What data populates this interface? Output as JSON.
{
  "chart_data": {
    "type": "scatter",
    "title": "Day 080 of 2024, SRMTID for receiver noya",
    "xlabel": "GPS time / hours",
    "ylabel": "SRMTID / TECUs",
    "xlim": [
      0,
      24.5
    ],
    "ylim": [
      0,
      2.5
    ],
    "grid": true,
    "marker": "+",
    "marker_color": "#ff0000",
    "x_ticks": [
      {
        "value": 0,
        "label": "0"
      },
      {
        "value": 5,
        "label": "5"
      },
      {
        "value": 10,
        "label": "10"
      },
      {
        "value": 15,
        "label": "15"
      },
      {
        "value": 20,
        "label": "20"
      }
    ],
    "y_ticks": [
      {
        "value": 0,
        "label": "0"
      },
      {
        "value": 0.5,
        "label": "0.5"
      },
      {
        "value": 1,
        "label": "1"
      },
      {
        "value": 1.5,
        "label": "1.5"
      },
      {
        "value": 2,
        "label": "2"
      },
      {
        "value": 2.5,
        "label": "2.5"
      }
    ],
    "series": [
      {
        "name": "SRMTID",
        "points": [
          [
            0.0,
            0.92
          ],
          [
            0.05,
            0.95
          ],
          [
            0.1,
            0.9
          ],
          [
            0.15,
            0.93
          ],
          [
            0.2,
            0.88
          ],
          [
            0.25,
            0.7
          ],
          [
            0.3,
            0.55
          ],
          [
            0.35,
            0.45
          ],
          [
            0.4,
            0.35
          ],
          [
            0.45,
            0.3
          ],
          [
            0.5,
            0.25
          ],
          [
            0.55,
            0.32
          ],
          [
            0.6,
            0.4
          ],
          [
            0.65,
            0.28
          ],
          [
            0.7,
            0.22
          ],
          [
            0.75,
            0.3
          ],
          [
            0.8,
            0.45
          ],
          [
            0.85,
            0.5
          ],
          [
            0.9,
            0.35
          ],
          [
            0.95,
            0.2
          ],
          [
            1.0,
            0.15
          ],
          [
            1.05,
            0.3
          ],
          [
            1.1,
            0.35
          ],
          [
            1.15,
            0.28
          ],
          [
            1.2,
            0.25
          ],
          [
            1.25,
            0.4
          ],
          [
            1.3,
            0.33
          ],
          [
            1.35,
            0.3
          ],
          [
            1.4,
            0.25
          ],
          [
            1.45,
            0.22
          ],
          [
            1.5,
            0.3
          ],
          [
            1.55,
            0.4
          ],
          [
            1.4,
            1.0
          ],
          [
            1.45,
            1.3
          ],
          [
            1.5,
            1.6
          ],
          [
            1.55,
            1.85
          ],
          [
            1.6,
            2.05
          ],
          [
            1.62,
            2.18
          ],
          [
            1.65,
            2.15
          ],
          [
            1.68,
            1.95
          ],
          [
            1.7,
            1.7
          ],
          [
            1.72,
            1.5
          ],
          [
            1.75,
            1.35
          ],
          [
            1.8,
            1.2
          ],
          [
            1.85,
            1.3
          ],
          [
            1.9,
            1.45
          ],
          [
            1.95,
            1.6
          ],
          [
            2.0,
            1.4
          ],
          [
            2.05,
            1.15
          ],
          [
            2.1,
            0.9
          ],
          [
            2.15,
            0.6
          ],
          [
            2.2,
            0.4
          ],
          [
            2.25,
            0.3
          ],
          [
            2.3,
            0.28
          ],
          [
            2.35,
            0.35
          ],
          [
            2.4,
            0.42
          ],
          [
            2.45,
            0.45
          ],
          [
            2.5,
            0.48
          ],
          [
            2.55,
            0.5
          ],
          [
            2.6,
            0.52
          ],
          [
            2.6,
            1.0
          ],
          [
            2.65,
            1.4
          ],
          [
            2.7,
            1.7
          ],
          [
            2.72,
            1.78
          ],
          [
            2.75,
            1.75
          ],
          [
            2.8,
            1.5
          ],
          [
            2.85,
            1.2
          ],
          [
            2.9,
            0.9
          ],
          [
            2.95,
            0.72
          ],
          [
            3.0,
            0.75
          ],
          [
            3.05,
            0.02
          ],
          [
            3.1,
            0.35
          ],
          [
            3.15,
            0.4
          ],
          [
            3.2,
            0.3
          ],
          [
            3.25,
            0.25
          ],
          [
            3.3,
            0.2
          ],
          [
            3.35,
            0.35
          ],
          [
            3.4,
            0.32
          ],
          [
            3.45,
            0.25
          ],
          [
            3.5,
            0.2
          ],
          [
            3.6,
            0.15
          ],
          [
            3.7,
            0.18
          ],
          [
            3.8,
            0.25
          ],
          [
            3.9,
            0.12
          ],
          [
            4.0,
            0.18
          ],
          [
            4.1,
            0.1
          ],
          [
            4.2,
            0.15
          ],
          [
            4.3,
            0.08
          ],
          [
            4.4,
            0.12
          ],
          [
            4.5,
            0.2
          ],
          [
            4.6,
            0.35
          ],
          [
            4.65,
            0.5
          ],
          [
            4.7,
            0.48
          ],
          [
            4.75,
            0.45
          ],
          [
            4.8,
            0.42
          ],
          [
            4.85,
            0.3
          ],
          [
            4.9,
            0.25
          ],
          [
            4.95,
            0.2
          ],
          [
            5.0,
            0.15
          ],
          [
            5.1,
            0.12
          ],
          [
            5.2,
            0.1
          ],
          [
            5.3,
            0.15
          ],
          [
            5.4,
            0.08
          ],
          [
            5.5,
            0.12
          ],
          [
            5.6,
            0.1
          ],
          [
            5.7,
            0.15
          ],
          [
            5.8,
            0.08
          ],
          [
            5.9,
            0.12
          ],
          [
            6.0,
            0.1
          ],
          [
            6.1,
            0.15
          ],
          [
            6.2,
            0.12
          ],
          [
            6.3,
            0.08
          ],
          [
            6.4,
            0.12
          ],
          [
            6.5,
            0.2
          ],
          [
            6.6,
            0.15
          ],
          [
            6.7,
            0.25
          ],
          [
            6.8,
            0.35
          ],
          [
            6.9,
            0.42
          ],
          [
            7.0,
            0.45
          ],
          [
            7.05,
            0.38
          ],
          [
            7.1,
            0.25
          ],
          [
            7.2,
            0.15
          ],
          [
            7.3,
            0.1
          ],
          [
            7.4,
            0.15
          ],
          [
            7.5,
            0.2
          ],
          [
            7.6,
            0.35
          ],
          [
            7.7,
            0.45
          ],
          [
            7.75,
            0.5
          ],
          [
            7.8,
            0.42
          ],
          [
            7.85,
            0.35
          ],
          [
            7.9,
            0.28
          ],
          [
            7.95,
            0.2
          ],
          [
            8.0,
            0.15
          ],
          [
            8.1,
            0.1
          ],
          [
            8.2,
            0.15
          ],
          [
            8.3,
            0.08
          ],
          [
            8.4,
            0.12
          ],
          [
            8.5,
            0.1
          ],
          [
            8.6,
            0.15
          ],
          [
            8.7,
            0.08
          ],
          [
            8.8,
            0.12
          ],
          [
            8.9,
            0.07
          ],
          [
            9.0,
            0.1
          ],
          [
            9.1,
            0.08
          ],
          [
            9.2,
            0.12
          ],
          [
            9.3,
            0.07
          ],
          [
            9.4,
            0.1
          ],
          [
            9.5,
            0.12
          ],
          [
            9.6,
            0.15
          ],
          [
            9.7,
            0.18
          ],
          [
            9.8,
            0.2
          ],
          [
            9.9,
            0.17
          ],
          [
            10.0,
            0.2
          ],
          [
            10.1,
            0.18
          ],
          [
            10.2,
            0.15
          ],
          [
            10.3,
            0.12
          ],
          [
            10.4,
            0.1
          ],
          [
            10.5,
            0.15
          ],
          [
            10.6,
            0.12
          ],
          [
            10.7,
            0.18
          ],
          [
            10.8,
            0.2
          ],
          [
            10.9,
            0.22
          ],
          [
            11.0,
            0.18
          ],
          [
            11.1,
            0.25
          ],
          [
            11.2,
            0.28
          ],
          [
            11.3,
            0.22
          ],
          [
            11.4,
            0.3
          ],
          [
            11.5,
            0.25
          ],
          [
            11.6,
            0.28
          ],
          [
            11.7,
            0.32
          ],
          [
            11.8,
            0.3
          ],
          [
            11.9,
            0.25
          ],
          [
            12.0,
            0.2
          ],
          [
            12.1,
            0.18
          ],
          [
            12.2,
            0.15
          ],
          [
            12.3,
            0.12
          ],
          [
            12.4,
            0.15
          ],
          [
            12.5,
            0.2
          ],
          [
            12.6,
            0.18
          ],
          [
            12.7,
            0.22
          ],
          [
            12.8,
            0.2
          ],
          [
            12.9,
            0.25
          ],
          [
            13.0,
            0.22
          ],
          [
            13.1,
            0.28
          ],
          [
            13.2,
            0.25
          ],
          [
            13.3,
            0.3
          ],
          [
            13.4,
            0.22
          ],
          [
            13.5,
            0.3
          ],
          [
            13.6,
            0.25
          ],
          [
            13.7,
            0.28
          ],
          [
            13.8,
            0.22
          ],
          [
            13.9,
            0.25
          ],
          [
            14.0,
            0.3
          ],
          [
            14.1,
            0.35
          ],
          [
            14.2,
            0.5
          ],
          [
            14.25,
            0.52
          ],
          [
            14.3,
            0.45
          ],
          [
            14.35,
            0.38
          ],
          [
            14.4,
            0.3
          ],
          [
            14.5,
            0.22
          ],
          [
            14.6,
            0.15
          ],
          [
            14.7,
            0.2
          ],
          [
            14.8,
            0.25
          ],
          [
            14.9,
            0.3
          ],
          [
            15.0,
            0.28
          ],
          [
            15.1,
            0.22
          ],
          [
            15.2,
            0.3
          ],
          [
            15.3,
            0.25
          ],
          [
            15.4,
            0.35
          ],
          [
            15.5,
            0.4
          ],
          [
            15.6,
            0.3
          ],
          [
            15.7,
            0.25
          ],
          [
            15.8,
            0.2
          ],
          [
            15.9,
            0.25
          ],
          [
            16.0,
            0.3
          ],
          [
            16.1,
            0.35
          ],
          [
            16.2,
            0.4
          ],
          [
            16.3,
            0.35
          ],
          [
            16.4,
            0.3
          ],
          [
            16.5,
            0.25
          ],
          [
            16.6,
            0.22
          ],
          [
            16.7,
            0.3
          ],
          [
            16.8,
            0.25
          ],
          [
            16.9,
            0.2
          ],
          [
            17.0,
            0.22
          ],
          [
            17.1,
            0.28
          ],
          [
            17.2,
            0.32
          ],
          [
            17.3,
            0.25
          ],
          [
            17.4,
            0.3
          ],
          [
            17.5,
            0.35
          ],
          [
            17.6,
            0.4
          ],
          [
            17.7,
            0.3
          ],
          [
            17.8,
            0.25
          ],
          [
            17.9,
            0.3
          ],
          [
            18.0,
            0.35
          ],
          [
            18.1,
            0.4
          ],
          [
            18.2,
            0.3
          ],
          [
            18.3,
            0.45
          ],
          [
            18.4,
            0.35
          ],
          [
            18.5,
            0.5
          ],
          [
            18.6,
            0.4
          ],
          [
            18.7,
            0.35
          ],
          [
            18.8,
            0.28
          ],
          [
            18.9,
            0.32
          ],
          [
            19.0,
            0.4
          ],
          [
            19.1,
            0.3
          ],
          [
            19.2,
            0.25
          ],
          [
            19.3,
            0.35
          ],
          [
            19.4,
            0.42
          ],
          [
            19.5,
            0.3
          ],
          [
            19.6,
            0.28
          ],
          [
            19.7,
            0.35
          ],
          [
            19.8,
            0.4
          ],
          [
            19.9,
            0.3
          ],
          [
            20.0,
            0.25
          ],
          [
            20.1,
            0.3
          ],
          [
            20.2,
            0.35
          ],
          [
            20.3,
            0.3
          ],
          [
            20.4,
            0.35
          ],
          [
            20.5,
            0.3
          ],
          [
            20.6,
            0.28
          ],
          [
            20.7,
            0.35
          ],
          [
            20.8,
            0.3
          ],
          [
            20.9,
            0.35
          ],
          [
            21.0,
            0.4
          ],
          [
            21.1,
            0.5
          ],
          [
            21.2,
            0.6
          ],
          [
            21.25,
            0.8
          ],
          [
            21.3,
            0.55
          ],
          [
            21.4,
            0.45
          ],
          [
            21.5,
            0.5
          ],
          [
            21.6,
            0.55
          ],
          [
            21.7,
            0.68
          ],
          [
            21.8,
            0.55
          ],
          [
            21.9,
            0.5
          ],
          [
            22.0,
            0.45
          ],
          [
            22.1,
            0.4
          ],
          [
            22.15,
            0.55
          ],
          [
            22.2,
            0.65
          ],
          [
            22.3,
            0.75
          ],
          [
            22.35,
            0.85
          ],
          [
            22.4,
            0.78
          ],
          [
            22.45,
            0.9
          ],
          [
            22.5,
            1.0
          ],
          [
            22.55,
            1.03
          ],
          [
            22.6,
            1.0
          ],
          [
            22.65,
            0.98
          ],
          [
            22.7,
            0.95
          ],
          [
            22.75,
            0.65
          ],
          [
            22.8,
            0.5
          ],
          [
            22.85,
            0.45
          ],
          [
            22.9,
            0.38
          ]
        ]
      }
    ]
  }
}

--------------------------------------------------

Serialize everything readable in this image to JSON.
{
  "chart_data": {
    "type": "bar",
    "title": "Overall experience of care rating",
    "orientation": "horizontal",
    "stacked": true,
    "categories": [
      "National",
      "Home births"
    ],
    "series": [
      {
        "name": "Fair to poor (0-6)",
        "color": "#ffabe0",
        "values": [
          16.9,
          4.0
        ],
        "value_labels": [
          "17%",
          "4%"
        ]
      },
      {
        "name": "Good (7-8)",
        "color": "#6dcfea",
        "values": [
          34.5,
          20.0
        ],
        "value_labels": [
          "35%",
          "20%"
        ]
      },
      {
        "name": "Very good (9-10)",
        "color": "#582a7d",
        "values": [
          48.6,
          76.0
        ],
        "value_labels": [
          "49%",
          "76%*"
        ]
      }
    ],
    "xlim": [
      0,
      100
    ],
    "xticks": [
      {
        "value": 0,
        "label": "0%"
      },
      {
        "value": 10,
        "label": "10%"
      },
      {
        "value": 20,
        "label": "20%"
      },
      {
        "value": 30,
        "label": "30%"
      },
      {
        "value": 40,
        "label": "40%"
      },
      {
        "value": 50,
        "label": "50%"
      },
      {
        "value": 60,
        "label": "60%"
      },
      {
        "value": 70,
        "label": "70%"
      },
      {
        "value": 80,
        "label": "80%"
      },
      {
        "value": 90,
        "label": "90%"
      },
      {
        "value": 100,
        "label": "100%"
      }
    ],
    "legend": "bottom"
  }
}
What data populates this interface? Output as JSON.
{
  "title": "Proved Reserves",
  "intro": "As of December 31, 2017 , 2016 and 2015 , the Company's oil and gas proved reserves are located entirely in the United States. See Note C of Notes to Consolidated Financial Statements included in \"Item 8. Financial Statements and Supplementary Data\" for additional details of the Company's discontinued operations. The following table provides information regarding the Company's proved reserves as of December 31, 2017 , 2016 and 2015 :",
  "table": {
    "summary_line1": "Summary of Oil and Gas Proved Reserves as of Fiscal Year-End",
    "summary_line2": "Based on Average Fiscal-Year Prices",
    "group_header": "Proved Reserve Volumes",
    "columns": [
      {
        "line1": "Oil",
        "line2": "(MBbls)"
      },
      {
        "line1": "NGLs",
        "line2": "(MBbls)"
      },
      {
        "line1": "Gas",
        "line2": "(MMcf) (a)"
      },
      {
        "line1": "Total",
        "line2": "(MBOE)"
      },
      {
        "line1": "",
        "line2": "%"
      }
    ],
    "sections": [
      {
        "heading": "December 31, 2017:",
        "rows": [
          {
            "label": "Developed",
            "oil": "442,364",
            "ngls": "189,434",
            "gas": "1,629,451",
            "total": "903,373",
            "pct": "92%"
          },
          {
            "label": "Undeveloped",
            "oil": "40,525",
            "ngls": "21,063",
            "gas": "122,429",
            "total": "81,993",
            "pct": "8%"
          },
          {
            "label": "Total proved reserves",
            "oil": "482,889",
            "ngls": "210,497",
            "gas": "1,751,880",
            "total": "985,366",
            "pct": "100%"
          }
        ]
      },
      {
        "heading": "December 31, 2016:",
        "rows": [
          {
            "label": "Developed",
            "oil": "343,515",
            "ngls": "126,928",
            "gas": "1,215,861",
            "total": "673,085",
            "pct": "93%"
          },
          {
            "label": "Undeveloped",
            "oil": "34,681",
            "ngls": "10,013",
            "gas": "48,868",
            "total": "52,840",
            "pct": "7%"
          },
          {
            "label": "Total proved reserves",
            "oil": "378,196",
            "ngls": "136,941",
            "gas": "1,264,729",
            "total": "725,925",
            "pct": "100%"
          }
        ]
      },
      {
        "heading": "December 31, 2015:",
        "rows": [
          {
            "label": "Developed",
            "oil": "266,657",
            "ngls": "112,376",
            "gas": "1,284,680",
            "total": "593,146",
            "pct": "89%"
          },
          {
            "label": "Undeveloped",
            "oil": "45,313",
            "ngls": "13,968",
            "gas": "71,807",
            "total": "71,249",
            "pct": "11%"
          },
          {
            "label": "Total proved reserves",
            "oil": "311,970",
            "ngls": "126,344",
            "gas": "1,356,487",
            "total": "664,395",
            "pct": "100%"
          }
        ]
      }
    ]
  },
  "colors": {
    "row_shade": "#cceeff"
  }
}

--------------------------------------------------

What the task requires:
Filter for "December". Return all lines that hold it.

Reply:
  "intro": "As of December 31, 2017 , 2016 and 2015 , the Company's oil and gas proved reserves are located entirely in the United States. See Note C of Notes to Consolidated Financial Statements included in \"Item 8. Financial Statements and Supplementary Data\" for additional details of the Company's discontinued operations. The following table provides information regarding the Company's proved reserves as of December 31, 2017 , 2016 and 2015 :",
        "heading": "December 31, 2017:",
        "heading": "December 31, 2016:",
        "heading": "December 31, 2015:",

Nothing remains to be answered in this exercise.